- _Prompt_
Search the records for "distance". Copy every line where it appears.

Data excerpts
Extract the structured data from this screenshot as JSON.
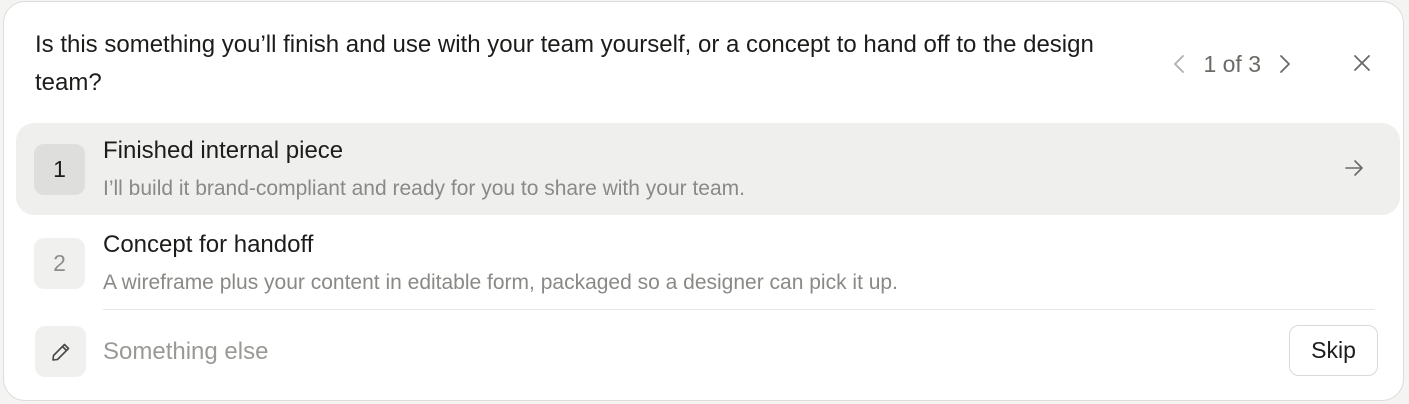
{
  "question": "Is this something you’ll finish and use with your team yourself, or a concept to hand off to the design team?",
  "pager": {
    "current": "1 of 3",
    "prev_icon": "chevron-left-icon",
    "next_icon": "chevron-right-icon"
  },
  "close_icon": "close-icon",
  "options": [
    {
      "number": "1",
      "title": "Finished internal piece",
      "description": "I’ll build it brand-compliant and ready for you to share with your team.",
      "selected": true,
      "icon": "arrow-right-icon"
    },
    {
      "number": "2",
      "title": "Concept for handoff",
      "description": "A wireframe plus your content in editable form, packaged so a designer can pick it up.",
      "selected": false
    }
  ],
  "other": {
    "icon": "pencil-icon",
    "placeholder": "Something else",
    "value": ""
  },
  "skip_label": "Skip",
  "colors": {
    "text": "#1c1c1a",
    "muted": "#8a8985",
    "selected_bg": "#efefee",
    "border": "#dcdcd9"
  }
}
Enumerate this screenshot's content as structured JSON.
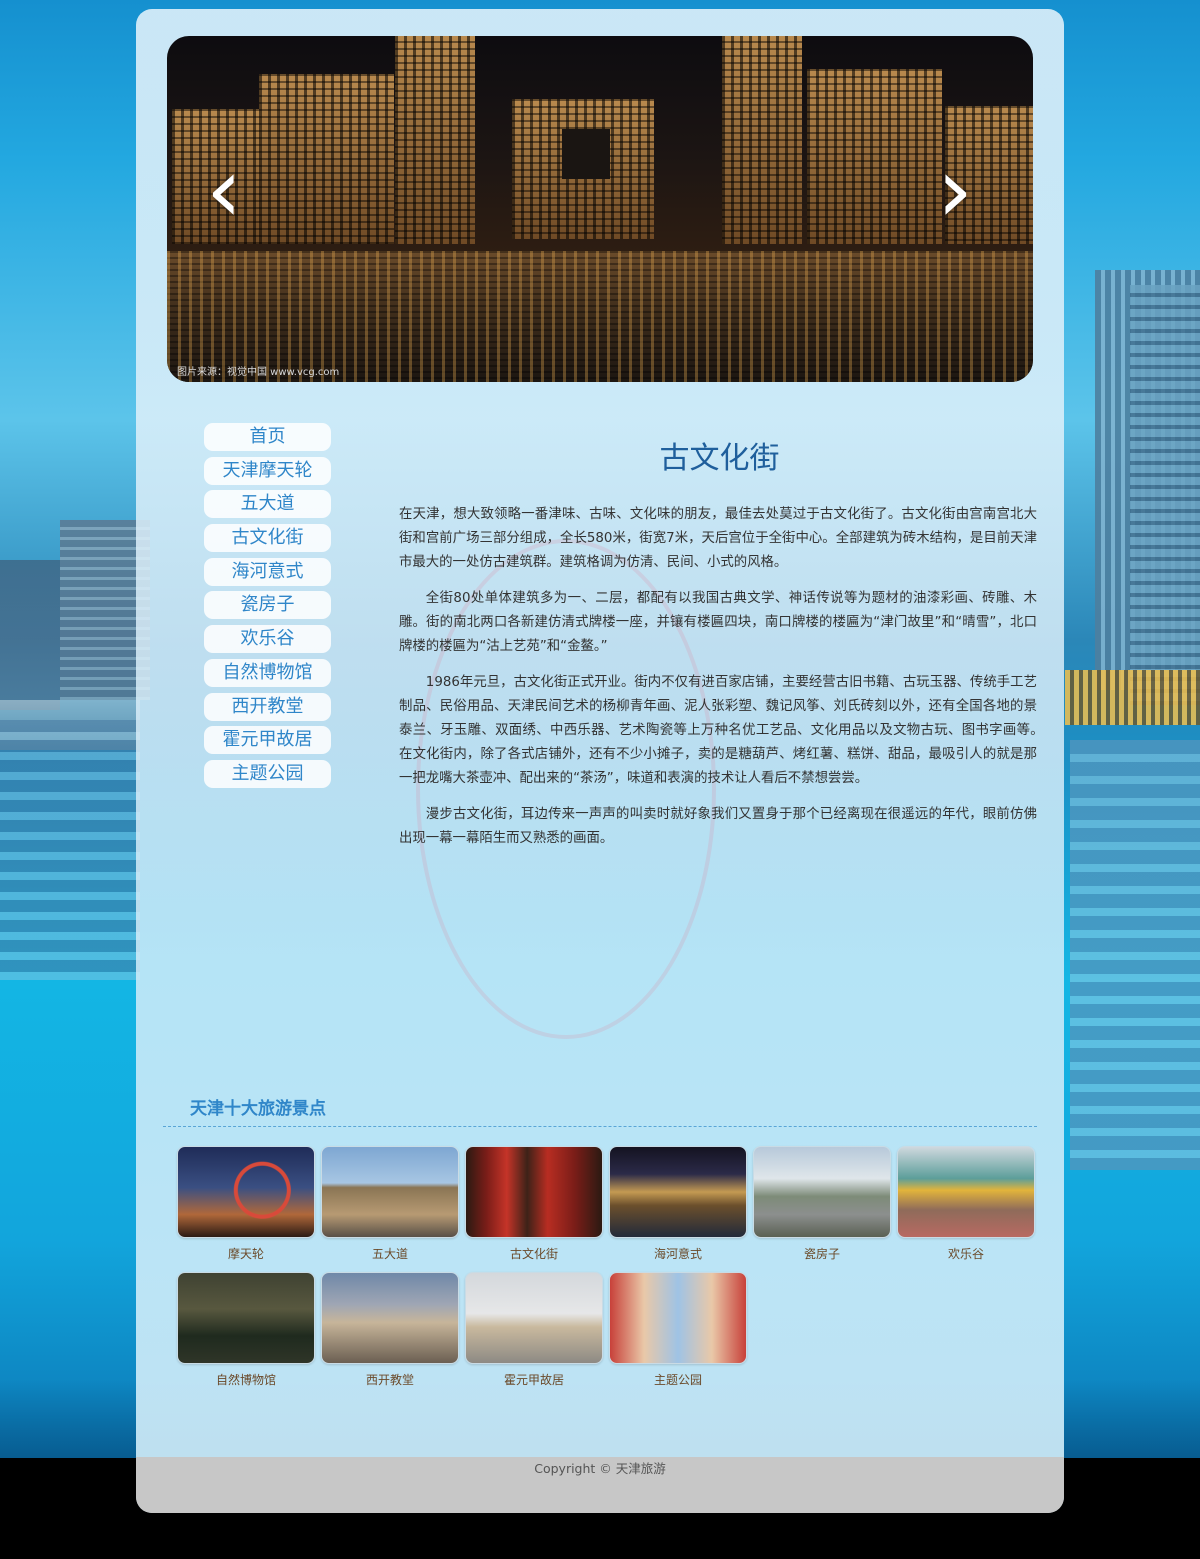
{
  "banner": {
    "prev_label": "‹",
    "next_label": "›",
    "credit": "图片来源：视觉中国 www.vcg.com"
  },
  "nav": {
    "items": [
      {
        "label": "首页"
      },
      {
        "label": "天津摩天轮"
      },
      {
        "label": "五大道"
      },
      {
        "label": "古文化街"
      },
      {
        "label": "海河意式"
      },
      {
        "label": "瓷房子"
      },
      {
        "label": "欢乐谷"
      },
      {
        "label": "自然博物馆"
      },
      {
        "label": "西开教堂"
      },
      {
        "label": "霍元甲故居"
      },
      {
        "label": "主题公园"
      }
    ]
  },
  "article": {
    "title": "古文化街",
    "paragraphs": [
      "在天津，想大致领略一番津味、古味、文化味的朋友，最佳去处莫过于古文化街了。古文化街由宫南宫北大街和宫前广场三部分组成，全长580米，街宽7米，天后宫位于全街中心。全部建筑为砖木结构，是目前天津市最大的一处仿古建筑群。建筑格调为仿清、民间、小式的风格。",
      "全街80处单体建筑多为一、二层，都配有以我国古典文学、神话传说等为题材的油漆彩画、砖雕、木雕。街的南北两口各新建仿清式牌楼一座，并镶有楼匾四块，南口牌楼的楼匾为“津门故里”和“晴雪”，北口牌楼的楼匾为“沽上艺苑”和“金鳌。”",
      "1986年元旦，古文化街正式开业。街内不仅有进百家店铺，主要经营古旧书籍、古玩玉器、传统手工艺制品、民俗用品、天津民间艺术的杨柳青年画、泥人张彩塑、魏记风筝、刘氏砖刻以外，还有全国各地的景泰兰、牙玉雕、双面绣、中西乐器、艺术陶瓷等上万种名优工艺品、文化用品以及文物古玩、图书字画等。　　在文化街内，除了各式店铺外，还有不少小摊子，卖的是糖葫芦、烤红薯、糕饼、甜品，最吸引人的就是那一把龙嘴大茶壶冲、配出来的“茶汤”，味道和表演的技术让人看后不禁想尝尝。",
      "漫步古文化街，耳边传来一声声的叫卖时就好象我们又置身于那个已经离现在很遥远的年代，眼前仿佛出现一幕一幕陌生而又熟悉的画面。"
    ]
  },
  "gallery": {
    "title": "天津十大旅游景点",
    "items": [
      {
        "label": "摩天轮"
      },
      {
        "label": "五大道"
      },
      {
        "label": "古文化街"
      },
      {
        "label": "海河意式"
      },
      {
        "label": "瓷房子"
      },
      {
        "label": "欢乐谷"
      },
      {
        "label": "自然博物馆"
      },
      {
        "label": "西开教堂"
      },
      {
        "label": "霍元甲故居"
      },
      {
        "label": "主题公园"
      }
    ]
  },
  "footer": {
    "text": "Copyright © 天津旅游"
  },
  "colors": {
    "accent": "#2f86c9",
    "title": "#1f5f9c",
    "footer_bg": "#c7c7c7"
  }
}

* * *

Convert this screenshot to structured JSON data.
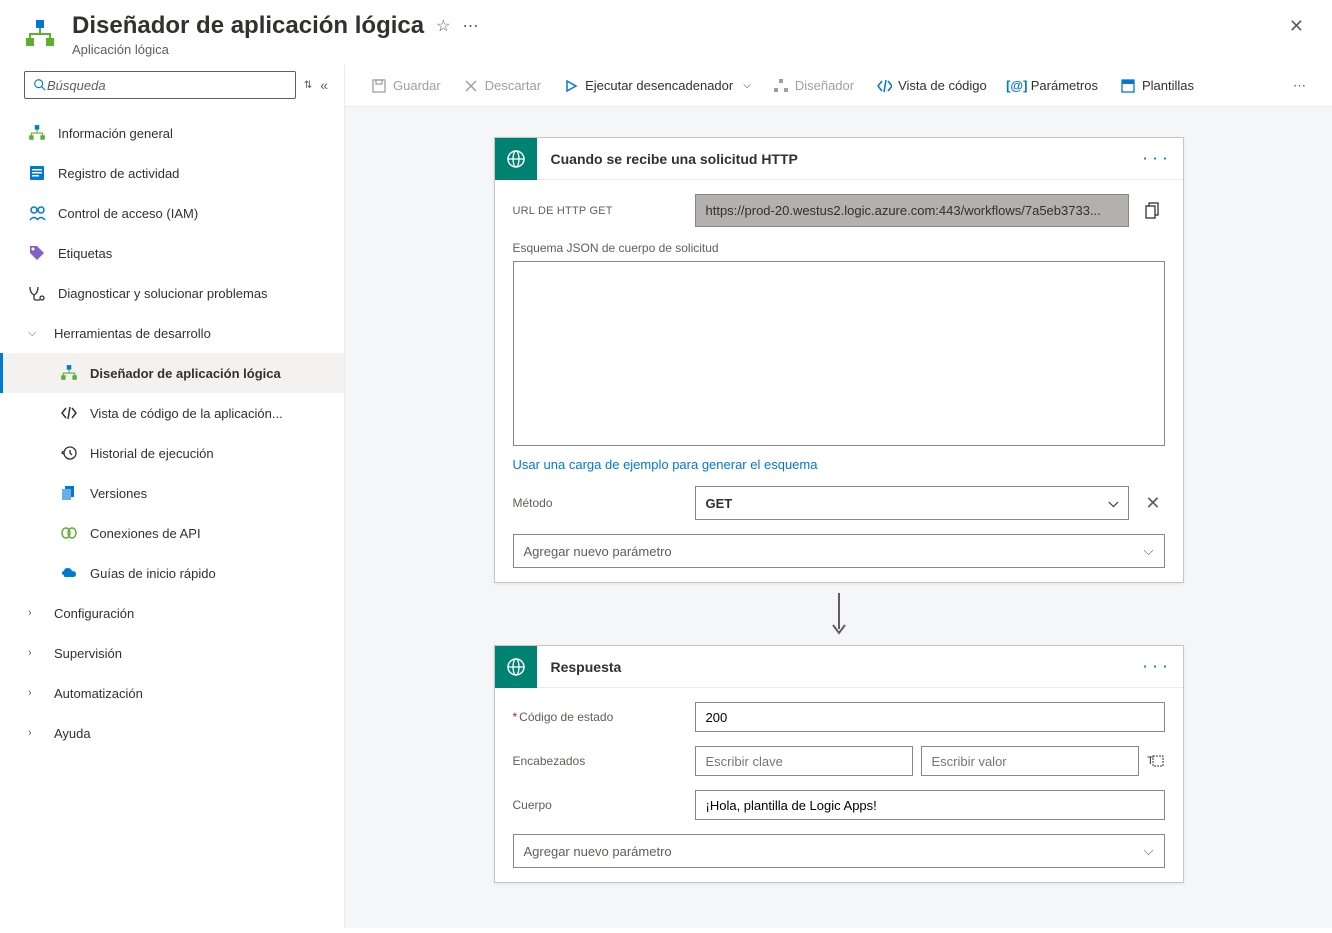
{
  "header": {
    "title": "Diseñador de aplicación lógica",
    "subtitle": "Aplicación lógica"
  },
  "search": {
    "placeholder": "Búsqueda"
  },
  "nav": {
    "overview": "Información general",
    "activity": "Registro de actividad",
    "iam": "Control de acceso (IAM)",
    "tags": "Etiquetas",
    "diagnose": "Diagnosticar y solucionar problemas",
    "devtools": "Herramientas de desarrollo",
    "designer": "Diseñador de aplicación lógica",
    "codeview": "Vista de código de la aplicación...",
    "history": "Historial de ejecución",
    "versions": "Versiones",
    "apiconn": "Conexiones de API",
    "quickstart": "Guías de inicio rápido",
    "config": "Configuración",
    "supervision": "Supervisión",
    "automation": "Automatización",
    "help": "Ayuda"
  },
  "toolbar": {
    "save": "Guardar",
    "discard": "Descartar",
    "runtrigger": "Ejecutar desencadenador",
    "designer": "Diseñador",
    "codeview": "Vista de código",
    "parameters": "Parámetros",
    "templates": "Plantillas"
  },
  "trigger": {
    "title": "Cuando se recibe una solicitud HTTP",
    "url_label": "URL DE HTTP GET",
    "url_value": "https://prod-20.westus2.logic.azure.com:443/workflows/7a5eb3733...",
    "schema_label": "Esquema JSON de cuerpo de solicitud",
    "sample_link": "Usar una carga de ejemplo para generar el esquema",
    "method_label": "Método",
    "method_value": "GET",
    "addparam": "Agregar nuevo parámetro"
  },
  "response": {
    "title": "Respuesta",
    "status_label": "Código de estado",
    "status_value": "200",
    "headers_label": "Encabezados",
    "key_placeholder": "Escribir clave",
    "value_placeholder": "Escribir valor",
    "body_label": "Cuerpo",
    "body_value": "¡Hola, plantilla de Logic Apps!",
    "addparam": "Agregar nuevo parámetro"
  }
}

---

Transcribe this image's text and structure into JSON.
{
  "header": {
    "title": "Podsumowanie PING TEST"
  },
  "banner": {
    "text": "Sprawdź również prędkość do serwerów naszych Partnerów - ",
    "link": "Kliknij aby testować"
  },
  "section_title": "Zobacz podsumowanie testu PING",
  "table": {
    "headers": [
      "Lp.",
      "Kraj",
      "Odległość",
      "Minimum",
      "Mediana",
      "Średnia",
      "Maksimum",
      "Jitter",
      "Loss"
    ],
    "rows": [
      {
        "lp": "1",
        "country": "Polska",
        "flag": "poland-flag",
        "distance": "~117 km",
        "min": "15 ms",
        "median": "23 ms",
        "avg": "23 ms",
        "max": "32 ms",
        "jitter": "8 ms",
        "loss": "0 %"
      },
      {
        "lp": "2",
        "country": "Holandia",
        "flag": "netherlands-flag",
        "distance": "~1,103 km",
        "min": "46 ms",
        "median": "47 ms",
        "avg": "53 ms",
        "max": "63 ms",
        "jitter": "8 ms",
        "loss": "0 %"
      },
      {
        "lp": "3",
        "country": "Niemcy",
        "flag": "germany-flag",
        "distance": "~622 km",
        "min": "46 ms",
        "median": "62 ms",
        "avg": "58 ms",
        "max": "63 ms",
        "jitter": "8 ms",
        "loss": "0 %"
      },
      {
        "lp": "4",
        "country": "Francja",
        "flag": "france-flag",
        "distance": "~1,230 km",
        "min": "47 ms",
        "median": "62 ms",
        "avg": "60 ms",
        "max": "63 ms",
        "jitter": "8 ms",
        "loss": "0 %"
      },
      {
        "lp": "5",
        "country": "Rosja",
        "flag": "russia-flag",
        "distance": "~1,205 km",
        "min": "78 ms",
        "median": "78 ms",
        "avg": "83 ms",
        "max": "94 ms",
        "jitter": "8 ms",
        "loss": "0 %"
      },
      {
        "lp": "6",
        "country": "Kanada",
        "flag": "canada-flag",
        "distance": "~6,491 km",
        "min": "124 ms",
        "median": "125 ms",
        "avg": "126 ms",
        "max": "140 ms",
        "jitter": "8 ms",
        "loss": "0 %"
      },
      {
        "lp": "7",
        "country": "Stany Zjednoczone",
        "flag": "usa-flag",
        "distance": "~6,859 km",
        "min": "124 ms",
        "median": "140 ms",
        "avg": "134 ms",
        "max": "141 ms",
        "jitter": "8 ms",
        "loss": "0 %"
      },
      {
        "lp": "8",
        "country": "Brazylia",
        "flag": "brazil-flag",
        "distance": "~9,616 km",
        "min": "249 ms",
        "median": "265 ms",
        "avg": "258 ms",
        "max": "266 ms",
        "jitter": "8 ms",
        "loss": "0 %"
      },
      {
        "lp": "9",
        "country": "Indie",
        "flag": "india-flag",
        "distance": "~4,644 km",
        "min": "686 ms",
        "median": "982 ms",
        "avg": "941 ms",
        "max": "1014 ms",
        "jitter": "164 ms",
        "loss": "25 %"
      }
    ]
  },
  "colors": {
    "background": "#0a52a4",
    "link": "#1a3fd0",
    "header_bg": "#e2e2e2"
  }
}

- _Reply_
        "distance": "~117 km",
        "distance": "~1,103 km",
        "distance": "~622 km",
        "distance": "~1,230 km",
        "distance": "~1,205 km",
        "distance": "~6,491 km",
        "distance": "~6,859 km",
        "distance": "~9,616 km",
        "distance": "~4,644 km",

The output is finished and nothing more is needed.